> **What needs to be done**
Output the material below unchanged, apart from leaving out the pictures.

● ● ●

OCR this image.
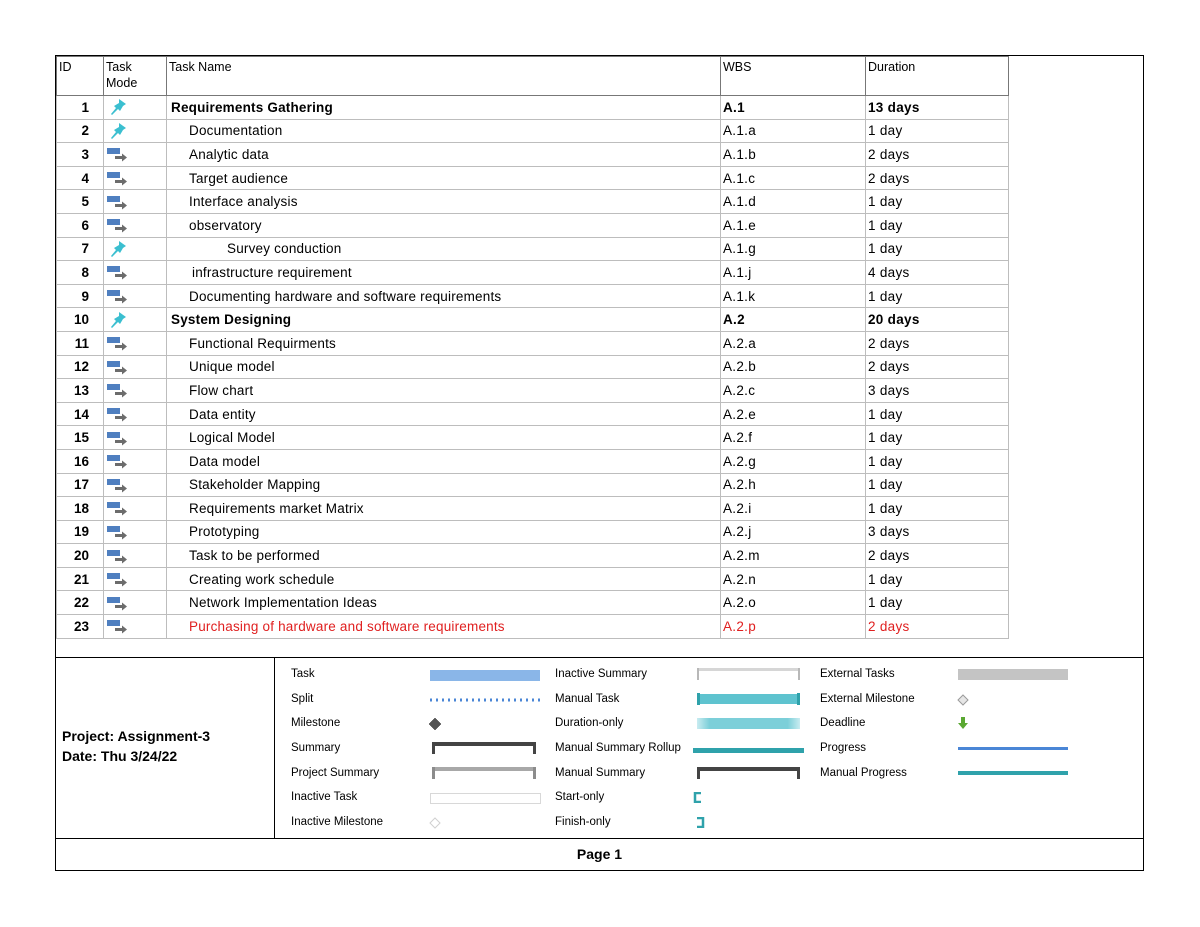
ID	Task Mode	Task Name	WBS	Duration
1		Requirements Gathering	A.1	13 days
2		Documentation	A.1.a	1 day
3		Analytic data	A.1.b	2 days
4		Target audience	A.1.c	2 days
5		Interface analysis	A.1.d	1 day
6		observatory	A.1.e	1 day
7		Survey conduction	A.1.g	1 day
8		infrastructure requirement	A.1.j	4 days
9		Documenting hardware and software requirements	A.1.k	1 day
10		System Designing	A.2	20 days
11		Functional Requirments	A.2.a	2 days
12		Unique model	A.2.b	2 days
13		Flow chart	A.2.c	3 days
14		Data entity	A.2.e	1 day
15		Logical Model	A.2.f	1 day
16		Data model	A.2.g	1 day
17		Stakeholder Mapping	A.2.h	1 day
18		Requirements market Matrix	A.2.i	1 day
19		Prototyping	A.2.j	3 days
20		Task to be performed	A.2.m	2 days
21		Creating work schedule	A.2.n	1 day
22		Network Implementation Ideas	A.2.o	1 day
23		Purchasing of hardware and software requirements	A.2.p	2 days
Project: Assignment-3
Date: Thu 3/24/22
Task
Split
Milestone
Summary
Project Summary
Inactive Task
Inactive Milestone
Inactive Summary
Manual Task
Duration-only
Manual Summary Rollup
Manual Summary
Start-only
Finish-only
External Tasks
External Milestone
Deadline
Progress
Manual Progress
Page 1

● ● ●

> **Task output**
OCR this image.
ID	Task Mode	Task Name	WBS	Duration
1		Requirements Gathering	A.1	13 days
2		Documentation	A.1.a	1 day
3		Analytic data	A.1.b	2 days
4		Target audience	A.1.c	2 days
5		Interface analysis	A.1.d	1 day
6		observatory	A.1.e	1 day
7		Survey conduction	A.1.g	1 day
8		infrastructure requirement	A.1.j	4 days
9		Documenting hardware and software requirements	A.1.k	1 day
10		System Designing	A.2	20 days
11		Functional Requirments	A.2.a	2 days
12		Unique model	A.2.b	2 days
13		Flow chart	A.2.c	3 days
14		Data entity	A.2.e	1 day
15		Logical Model	A.2.f	1 day
16		Data model	A.2.g	1 day
17		Stakeholder Mapping	A.2.h	1 day
18		Requirements market Matrix	A.2.i	1 day
19		Prototyping	A.2.j	3 days
20		Task to be performed	A.2.m	2 days
21		Creating work schedule	A.2.n	1 day
22		Network Implementation Ideas	A.2.o	1 day
23		Purchasing of hardware and software requirements	A.2.p	2 days
Project: Assignment-3
Date: Thu 3/24/22
Task
Split
Milestone
Summary
Project Summary
Inactive Task
Inactive Milestone
Inactive Summary
Manual Task
Duration-only
Manual Summary Rollup
Manual Summary
Start-only
Finish-only
External Tasks
External Milestone
Deadline
Progress
Manual Progress
Page 1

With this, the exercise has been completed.